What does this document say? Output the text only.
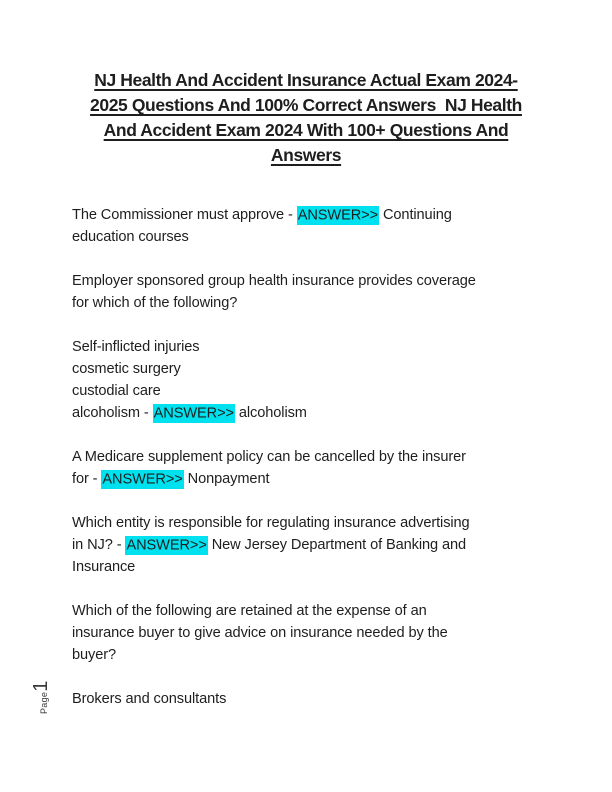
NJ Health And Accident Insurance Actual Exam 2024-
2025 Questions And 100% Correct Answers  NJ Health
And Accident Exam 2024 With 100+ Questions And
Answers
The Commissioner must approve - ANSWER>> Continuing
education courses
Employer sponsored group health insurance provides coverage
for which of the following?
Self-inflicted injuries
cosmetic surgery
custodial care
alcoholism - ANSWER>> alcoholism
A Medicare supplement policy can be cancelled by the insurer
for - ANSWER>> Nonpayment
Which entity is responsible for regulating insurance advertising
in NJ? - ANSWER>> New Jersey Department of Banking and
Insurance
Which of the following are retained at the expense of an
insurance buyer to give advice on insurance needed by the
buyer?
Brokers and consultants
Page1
----
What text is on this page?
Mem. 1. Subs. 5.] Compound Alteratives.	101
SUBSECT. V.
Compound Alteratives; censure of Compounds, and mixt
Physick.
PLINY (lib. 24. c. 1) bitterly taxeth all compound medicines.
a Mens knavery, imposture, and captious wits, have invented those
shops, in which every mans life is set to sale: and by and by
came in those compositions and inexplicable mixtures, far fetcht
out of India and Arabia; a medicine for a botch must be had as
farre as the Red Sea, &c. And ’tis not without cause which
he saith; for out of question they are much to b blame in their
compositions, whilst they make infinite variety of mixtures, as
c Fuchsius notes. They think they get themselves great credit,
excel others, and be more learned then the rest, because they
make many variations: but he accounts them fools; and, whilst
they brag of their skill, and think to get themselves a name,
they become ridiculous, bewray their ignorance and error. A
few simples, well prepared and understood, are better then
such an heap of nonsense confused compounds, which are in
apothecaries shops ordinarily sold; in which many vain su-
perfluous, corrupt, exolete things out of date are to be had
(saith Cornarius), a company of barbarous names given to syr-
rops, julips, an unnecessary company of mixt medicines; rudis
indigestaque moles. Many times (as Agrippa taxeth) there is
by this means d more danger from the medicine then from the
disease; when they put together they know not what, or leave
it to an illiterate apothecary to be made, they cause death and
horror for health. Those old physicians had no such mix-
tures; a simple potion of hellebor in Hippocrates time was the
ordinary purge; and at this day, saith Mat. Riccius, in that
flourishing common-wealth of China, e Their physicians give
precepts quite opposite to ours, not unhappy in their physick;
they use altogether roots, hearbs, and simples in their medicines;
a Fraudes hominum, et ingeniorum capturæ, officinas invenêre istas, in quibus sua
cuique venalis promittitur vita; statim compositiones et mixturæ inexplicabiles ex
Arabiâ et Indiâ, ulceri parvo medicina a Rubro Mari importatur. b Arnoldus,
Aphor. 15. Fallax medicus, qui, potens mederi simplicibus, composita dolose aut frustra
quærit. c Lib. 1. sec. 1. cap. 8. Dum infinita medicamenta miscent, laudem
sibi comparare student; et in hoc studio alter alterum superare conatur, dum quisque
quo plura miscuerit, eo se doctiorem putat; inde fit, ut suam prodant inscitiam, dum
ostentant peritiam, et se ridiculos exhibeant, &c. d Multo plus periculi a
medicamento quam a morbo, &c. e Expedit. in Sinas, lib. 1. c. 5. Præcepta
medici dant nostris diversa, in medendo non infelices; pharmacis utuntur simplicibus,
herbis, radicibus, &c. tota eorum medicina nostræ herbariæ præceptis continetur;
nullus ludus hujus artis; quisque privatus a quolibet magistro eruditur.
----
Requirements →
Isolate the lines above that contain the word "buyer" and copy them.

Written answer →
insurance buyer to give advice on insurance needed by the
buyer?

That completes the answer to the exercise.